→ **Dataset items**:
-- Begin --

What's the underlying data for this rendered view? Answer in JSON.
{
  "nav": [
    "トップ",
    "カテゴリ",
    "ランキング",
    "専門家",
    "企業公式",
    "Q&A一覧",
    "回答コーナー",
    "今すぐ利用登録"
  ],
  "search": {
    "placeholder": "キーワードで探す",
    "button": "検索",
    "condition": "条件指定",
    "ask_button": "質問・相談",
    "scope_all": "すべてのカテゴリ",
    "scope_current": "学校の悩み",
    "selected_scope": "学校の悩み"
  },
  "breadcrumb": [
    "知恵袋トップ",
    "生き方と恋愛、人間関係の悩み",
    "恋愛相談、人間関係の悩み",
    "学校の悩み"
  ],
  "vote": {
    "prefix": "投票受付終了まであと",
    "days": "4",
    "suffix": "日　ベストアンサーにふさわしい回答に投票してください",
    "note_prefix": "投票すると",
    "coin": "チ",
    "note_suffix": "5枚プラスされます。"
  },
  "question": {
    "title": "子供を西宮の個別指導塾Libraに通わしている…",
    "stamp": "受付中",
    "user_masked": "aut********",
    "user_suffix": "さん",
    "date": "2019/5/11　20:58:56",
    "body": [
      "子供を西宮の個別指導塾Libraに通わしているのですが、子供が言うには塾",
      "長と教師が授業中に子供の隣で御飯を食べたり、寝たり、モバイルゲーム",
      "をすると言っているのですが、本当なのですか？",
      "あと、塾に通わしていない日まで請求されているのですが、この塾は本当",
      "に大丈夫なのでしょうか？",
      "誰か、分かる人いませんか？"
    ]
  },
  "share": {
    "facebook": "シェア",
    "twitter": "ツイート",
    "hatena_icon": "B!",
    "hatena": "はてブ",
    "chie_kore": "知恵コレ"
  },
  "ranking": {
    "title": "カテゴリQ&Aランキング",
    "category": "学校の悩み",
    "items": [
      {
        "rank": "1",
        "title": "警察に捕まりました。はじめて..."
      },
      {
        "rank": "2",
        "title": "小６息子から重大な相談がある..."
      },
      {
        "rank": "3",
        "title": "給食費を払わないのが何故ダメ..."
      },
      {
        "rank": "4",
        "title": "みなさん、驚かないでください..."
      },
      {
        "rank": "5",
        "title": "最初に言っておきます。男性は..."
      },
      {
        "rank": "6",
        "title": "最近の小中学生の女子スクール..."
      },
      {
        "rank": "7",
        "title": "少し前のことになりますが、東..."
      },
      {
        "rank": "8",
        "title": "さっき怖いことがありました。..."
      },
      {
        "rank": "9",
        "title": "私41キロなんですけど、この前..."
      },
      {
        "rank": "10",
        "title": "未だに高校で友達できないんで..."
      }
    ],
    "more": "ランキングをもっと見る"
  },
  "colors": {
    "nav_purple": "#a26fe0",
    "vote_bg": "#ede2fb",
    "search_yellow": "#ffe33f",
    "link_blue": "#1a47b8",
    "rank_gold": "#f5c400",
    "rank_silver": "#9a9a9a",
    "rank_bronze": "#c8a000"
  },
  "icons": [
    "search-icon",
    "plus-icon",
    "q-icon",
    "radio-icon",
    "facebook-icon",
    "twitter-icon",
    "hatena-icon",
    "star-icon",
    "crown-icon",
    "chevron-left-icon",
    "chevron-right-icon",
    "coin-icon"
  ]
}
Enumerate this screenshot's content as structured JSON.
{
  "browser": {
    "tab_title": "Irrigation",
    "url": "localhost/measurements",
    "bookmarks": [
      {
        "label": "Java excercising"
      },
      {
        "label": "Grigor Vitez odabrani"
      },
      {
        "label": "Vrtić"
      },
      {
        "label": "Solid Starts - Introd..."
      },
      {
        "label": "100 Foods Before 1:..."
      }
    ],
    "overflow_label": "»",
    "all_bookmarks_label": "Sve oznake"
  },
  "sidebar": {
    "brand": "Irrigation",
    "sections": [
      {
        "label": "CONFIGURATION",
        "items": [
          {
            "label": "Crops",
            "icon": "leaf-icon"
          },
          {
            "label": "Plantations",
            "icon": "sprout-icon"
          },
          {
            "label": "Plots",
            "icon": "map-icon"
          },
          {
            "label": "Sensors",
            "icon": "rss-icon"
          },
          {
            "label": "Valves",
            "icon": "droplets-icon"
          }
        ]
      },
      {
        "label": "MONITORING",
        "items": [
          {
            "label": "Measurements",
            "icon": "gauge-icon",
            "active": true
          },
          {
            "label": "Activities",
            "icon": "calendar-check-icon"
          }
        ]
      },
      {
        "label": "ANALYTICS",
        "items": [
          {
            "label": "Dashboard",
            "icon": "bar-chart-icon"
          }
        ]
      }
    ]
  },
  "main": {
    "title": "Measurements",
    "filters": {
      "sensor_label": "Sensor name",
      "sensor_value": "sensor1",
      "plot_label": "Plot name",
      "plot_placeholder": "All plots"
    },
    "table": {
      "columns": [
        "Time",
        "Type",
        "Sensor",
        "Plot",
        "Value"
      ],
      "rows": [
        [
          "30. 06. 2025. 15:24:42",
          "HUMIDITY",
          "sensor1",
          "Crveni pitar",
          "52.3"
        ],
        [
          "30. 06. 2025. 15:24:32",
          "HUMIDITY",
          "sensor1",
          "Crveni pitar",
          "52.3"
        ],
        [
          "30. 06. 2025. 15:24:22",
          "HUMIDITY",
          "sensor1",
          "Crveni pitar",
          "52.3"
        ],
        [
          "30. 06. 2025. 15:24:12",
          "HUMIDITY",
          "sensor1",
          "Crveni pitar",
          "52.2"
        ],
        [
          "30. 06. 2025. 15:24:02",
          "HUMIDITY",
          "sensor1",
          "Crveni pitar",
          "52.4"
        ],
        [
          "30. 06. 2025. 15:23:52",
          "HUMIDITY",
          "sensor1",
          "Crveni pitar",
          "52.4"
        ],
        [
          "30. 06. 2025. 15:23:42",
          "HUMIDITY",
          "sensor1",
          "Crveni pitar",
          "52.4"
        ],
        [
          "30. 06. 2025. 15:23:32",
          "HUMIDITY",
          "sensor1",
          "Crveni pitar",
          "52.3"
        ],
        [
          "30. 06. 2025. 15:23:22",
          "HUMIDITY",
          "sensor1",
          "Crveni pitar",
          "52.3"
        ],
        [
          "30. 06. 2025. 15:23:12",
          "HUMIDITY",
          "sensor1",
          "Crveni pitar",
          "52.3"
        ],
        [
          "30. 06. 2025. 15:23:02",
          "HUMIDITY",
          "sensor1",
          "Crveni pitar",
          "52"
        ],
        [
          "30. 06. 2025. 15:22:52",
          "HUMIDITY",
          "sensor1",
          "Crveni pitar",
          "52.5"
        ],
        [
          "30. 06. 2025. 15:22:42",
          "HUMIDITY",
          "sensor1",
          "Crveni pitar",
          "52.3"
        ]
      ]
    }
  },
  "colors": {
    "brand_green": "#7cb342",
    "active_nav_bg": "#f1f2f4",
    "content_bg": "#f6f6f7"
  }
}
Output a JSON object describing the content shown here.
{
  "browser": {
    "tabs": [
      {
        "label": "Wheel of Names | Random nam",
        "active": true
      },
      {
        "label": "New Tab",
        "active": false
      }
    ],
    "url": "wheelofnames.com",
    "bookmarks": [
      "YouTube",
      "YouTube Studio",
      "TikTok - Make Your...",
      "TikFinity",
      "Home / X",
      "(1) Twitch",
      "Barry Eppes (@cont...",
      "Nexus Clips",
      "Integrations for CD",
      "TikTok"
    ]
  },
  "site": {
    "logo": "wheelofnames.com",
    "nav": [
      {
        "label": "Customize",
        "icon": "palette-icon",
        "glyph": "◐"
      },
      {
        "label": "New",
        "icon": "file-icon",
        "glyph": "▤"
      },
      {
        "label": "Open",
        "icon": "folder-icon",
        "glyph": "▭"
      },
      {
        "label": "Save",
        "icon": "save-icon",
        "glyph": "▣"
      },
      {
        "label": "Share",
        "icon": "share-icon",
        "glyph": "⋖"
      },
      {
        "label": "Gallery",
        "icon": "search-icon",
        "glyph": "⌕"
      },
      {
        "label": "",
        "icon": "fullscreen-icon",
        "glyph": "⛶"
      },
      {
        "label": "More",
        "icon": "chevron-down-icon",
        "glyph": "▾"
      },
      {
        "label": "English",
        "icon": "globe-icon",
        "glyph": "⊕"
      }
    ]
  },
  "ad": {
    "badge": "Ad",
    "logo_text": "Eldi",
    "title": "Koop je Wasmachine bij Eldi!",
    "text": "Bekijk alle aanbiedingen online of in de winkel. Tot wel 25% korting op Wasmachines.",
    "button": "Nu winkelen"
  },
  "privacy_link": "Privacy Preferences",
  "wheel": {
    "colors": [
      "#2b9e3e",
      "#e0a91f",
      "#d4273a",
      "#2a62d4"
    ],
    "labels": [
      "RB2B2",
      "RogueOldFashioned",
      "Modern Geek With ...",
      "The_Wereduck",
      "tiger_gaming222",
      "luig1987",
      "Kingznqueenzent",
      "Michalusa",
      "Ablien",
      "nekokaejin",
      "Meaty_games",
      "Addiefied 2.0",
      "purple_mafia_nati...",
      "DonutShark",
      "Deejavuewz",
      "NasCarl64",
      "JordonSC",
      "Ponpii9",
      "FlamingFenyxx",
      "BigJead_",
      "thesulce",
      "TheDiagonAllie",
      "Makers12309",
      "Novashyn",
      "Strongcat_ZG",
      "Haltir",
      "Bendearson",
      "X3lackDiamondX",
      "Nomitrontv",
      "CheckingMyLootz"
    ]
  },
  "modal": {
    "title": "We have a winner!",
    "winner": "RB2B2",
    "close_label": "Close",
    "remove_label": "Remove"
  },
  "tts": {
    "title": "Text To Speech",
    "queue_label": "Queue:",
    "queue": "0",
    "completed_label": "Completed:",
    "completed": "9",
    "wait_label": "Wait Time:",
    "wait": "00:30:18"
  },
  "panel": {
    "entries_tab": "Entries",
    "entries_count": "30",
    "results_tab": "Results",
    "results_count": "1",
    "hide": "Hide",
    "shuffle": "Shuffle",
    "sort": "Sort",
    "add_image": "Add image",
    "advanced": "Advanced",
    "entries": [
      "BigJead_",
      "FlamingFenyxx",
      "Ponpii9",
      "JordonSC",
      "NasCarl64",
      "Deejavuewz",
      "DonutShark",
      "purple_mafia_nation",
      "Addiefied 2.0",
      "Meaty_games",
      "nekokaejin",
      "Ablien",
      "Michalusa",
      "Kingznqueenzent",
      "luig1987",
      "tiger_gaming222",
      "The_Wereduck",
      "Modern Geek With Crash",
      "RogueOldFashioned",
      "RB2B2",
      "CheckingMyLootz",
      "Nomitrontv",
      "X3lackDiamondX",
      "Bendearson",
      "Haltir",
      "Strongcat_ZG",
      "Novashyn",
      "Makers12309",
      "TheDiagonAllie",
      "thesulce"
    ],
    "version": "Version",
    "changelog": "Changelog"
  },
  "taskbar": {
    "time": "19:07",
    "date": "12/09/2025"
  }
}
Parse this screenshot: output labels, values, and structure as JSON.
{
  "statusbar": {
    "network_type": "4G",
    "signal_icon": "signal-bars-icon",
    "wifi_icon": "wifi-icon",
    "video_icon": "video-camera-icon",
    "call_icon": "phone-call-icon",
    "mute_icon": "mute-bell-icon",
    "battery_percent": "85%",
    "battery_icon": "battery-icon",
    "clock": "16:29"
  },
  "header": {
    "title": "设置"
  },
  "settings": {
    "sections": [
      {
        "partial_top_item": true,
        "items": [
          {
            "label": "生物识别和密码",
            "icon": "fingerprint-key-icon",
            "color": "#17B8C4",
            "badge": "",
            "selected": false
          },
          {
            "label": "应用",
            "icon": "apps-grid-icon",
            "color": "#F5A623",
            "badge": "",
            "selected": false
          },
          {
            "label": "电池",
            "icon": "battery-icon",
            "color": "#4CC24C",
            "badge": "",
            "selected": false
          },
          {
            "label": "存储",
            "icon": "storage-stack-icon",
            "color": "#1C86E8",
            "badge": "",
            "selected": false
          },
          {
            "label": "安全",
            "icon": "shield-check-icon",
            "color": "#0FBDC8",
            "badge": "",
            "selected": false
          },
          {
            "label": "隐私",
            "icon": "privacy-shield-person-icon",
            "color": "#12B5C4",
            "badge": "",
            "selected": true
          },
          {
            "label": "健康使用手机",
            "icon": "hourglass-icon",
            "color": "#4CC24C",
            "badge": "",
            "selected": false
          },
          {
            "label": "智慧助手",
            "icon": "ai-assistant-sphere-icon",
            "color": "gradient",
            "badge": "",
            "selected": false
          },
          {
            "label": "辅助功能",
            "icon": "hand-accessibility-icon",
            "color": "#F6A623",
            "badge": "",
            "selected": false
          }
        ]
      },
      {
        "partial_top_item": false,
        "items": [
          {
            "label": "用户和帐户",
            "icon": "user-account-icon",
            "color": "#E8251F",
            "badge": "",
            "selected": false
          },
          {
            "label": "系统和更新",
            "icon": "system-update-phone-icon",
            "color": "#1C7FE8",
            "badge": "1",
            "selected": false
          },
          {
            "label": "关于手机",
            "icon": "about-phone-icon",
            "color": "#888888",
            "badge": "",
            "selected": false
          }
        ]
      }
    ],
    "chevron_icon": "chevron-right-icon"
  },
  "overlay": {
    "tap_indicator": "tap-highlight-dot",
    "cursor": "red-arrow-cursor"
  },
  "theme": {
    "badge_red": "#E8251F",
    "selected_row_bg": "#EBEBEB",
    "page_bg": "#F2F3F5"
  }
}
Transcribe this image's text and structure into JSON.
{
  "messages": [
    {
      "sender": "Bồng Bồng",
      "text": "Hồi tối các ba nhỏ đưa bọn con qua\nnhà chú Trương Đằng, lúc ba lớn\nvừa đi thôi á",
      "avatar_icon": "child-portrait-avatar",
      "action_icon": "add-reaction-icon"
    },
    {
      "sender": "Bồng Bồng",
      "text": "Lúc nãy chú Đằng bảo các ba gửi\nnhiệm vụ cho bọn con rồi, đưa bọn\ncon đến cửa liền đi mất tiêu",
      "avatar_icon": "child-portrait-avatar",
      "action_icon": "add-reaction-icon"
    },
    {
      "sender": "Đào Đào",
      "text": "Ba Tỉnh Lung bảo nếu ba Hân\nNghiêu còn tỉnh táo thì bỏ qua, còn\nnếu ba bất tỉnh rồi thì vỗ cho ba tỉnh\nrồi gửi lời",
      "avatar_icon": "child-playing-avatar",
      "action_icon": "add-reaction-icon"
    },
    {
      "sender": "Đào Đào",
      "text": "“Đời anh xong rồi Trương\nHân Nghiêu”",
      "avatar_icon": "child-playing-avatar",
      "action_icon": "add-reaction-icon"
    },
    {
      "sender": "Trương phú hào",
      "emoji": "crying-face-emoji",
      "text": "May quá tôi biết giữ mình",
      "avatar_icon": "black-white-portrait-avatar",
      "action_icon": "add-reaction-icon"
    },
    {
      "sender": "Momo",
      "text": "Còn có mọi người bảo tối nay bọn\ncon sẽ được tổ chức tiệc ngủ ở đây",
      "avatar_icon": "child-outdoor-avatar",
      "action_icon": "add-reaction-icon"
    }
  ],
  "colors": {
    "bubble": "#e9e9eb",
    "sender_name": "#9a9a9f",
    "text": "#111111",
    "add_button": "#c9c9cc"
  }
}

-- End --

→ **Stated goal**:
Count the lines of the data that contain the string "screenshot", and reply with that number alone.

→ **Finished task**:
2